-- Problem to work on --
Single out the lines of the material that contain "this" and copy them.

Begin Dataset records

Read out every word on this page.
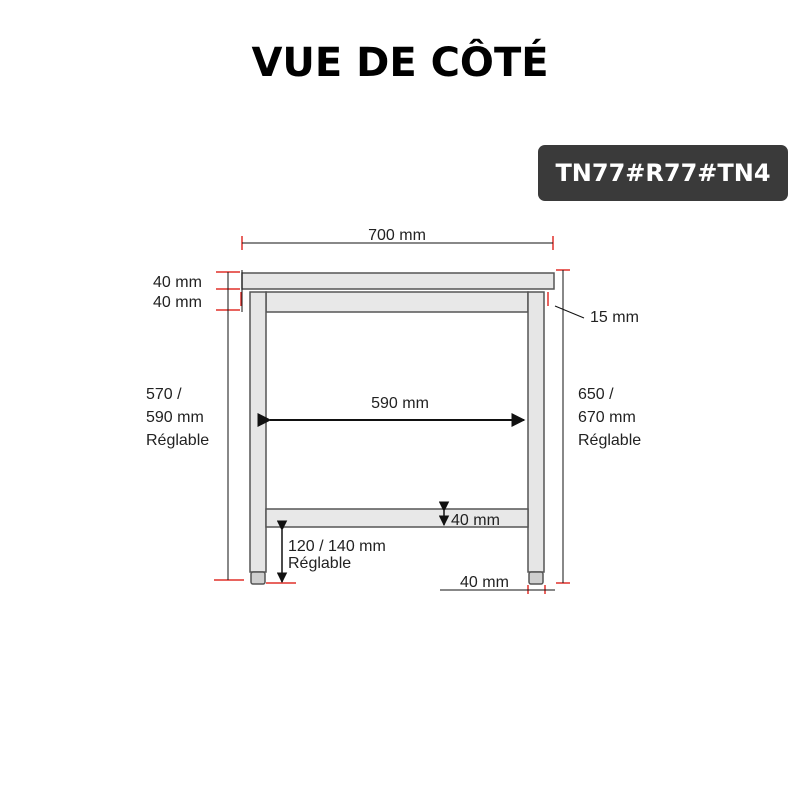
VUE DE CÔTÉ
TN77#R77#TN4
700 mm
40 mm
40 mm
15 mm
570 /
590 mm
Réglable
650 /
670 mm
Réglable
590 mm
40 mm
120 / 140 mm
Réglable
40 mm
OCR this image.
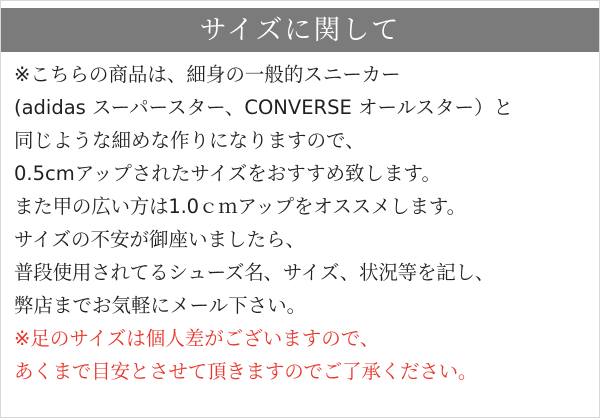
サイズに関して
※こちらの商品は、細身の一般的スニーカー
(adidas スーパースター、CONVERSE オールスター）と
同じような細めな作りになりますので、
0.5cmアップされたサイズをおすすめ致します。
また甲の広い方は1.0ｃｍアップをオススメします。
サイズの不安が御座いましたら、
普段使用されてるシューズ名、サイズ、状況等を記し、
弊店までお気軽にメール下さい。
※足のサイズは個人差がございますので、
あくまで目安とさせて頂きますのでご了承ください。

End Dataset records

-- Result below --
Read out every word on this page.
OCR this image.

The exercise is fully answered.